++++ Supplied records

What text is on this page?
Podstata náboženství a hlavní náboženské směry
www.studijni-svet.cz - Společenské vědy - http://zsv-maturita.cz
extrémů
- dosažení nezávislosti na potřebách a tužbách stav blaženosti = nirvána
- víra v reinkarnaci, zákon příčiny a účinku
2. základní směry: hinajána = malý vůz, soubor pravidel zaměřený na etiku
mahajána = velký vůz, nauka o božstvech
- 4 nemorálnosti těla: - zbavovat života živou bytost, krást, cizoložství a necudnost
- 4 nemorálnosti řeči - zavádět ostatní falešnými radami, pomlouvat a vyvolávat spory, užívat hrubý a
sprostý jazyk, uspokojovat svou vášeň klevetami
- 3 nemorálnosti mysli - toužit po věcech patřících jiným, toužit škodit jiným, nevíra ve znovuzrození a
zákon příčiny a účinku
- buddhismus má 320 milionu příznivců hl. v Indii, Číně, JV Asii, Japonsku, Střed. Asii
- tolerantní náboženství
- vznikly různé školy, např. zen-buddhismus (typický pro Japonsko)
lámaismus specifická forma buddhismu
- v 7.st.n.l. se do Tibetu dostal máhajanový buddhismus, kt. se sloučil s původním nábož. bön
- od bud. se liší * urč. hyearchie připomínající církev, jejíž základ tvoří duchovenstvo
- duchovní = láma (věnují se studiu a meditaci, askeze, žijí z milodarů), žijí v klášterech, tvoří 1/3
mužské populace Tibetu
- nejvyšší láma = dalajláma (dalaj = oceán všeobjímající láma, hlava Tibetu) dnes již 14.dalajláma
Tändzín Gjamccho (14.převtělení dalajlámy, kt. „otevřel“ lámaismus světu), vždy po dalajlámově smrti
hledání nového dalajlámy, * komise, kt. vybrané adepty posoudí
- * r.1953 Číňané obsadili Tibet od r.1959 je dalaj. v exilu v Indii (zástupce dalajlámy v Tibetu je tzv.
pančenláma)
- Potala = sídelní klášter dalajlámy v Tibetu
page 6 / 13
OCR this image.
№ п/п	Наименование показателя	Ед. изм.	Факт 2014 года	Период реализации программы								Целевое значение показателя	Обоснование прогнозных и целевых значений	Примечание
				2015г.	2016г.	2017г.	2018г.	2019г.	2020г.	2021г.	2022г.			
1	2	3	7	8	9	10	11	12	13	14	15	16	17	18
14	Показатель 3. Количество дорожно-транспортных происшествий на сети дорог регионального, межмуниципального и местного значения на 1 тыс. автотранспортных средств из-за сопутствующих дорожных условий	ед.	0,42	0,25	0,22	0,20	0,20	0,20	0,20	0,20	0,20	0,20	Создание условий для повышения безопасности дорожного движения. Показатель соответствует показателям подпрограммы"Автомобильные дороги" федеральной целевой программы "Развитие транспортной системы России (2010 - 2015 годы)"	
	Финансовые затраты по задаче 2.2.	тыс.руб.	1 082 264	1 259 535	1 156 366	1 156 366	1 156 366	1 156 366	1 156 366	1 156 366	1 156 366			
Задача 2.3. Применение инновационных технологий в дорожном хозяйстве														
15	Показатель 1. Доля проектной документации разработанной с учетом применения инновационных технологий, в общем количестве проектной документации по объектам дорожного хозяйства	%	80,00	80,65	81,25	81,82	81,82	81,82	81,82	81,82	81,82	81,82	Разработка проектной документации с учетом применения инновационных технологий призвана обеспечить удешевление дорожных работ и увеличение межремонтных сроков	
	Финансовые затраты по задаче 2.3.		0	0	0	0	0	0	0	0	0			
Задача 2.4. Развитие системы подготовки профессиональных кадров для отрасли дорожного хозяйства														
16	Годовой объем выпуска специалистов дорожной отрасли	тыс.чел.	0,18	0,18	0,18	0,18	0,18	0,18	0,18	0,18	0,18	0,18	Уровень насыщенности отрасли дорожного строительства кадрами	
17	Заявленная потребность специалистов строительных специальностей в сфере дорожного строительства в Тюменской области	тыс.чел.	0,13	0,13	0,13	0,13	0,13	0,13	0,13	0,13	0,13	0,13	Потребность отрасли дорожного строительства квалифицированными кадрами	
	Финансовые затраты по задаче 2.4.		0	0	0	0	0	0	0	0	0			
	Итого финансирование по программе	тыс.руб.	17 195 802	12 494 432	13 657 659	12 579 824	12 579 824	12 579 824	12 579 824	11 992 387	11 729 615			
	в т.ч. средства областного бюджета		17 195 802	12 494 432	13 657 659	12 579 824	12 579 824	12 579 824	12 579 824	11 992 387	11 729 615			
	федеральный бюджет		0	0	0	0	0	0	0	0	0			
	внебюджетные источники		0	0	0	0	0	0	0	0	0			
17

++++++++

Stated exercise – Can you reproduce all the material exactly?

Solved problem –
What text is on this page?
Podstata náboženství a hlavní náboženské směry
www.studijni-svet.cz - Společenské vědy - http://zsv-maturita.cz
extrémů
- dosažení nezávislosti na potřebách a tužbách stav blaženosti = nirvána
- víra v reinkarnaci, zákon příčiny a účinku
2. základní směry: hinajána = malý vůz, soubor pravidel zaměřený na etiku
mahajána = velký vůz, nauka o božstvech
- 4 nemorálnosti těla: - zbavovat života živou bytost, krást, cizoložství a necudnost
- 4 nemorálnosti řeči - zavádět ostatní falešnými radami, pomlouvat a vyvolávat spory, užívat hrubý a
sprostý jazyk, uspokojovat svou vášeň klevetami
- 3 nemorálnosti mysli - toužit po věcech patřících jiným, toužit škodit jiným, nevíra ve znovuzrození a
zákon příčiny a účinku
- buddhismus má 320 milionu příznivců hl. v Indii, Číně, JV Asii, Japonsku, Střed. Asii
- tolerantní náboženství
- vznikly různé školy, např. zen-buddhismus (typický pro Japonsko)
lámaismus specifická forma buddhismu
- v 7.st.n.l. se do Tibetu dostal máhajanový buddhismus, kt. se sloučil s původním nábož. bön
- od bud. se liší * urč. hyearchie připomínající církev, jejíž základ tvoří duchovenstvo
- duchovní = láma (věnují se studiu a meditaci, askeze, žijí z milodarů), žijí v klášterech, tvoří 1/3
mužské populace Tibetu
- nejvyšší láma = dalajláma (dalaj = oceán všeobjímající láma, hlava Tibetu) dnes již 14.dalajláma
Tändzín Gjamccho (14.převtělení dalajlámy, kt. „otevřel“ lámaismus světu), vždy po dalajlámově smrti
hledání nového dalajlámy, * komise, kt. vybrané adepty posoudí
- * r.1953 Číňané obsadili Tibet od r.1959 je dalaj. v exilu v Indii (zástupce dalajlámy v Tibetu je tzv.
pančenláma)
- Potala = sídelní klášter dalajlámy v Tibetu
page 6 / 13
OCR this image.
№ п/п	Наименование показателя	Ед. изм.	Факт 2014 года	Период реализации программы								Целевое значение показателя	Обоснование прогнозных и целевых значений	Примечание
				2015г.	2016г.	2017г.	2018г.	2019г.	2020г.	2021г.	2022г.			
1	2	3	7	8	9	10	11	12	13	14	15	16	17	18
14	Показатель 3. Количество дорожно-транспортных происшествий на сети дорог регионального, межмуниципального и местного значения на 1 тыс. автотранспортных средств из-за сопутствующих дорожных условий	ед.	0,42	0,25	0,22	0,20	0,20	0,20	0,20	0,20	0,20	0,20	Создание условий для повышения безопасности дорожного движения. Показатель соответствует показателям подпрограммы"Автомобильные дороги" федеральной целевой программы "Развитие транспортной системы России (2010 - 2015 годы)"	
	Финансовые затраты по задаче 2.2.	тыс.руб.	1 082 264	1 259 535	1 156 366	1 156 366	1 156 366	1 156 366	1 156 366	1 156 366	1 156 366			
Задача 2.3. Применение инновационных технологий в дорожном хозяйстве														
15	Показатель 1. Доля проектной документации разработанной с учетом применения инновационных технологий, в общем количестве проектной документации по объектам дорожного хозяйства	%	80,00	80,65	81,25	81,82	81,82	81,82	81,82	81,82	81,82	81,82	Разработка проектной документации с учетом применения инновационных технологий призвана обеспечить удешевление дорожных работ и увеличение межремонтных сроков	
	Финансовые затраты по задаче 2.3.		0	0	0	0	0	0	0	0	0			
Задача 2.4. Развитие системы подготовки профессиональных кадров для отрасли дорожного хозяйства														
16	Годовой объем выпуска специалистов дорожной отрасли	тыс.чел.	0,18	0,18	0,18	0,18	0,18	0,18	0,18	0,18	0,18	0,18	Уровень насыщенности отрасли дорожного строительства кадрами	
17	Заявленная потребность специалистов строительных специальностей в сфере дорожного строительства в Тюменской области	тыс.чел.	0,13	0,13	0,13	0,13	0,13	0,13	0,13	0,13	0,13	0,13	Потребность отрасли дорожного строительства квалифицированными кадрами	
	Финансовые затраты по задаче 2.4.		0	0	0	0	0	0	0	0	0			
	Итого финансирование по программе	тыс.руб.	17 195 802	12 494 432	13 657 659	12 579 824	12 579 824	12 579 824	12 579 824	11 992 387	11 729 615			
	в т.ч. средства областного бюджета		17 195 802	12 494 432	13 657 659	12 579 824	12 579 824	12 579 824	12 579 824	11 992 387	11 729 615			
	федеральный бюджет		0	0	0	0	0	0	0	0	0			
	внебюджетные источники		0	0	0	0	0	0	0	0	0			
17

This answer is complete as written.